Pull out each line of the records holding the string "MARCH".

Data records:

⟨

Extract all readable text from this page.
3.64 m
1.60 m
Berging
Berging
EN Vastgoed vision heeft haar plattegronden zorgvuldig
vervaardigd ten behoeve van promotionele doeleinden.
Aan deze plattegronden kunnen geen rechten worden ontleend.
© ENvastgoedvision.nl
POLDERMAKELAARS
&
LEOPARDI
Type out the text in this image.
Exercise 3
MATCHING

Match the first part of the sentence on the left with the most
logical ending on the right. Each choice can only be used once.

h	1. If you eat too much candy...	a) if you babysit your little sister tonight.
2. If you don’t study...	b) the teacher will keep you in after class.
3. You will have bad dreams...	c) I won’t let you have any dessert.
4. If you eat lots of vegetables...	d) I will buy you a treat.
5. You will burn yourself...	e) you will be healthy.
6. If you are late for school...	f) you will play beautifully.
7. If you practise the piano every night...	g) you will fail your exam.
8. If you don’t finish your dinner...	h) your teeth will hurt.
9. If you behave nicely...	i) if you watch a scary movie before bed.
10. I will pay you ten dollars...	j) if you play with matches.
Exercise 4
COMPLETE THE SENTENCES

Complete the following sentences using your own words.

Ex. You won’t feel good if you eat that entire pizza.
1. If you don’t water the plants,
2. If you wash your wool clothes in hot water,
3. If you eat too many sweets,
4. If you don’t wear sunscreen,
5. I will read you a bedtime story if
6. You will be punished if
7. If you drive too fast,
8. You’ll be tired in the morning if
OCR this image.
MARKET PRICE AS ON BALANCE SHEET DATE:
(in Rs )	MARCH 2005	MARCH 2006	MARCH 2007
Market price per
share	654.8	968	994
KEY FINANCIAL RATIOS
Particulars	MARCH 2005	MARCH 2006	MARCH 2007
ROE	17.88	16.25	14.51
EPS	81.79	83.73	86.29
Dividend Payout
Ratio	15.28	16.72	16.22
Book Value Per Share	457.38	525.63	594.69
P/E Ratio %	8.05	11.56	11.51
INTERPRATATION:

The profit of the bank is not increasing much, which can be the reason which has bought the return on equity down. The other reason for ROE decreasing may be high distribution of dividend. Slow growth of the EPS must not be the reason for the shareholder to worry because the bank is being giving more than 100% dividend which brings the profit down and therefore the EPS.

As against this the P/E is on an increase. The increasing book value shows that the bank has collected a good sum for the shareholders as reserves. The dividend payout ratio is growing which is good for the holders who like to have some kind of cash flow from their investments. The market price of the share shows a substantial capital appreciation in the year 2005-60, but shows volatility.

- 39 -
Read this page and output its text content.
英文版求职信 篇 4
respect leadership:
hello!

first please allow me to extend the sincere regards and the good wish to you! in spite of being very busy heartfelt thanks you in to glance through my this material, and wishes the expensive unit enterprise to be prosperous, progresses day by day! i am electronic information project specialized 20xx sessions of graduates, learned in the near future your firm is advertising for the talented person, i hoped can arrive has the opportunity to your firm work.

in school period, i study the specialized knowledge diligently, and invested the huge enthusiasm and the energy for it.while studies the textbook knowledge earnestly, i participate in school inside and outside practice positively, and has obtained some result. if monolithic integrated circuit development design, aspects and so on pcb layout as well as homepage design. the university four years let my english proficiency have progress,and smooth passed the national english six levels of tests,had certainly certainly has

⟩

Completed exercise:
(in Rs )	MARCH 2005	MARCH 2006	MARCH 2007
Particulars	MARCH 2005	MARCH 2006	MARCH 2007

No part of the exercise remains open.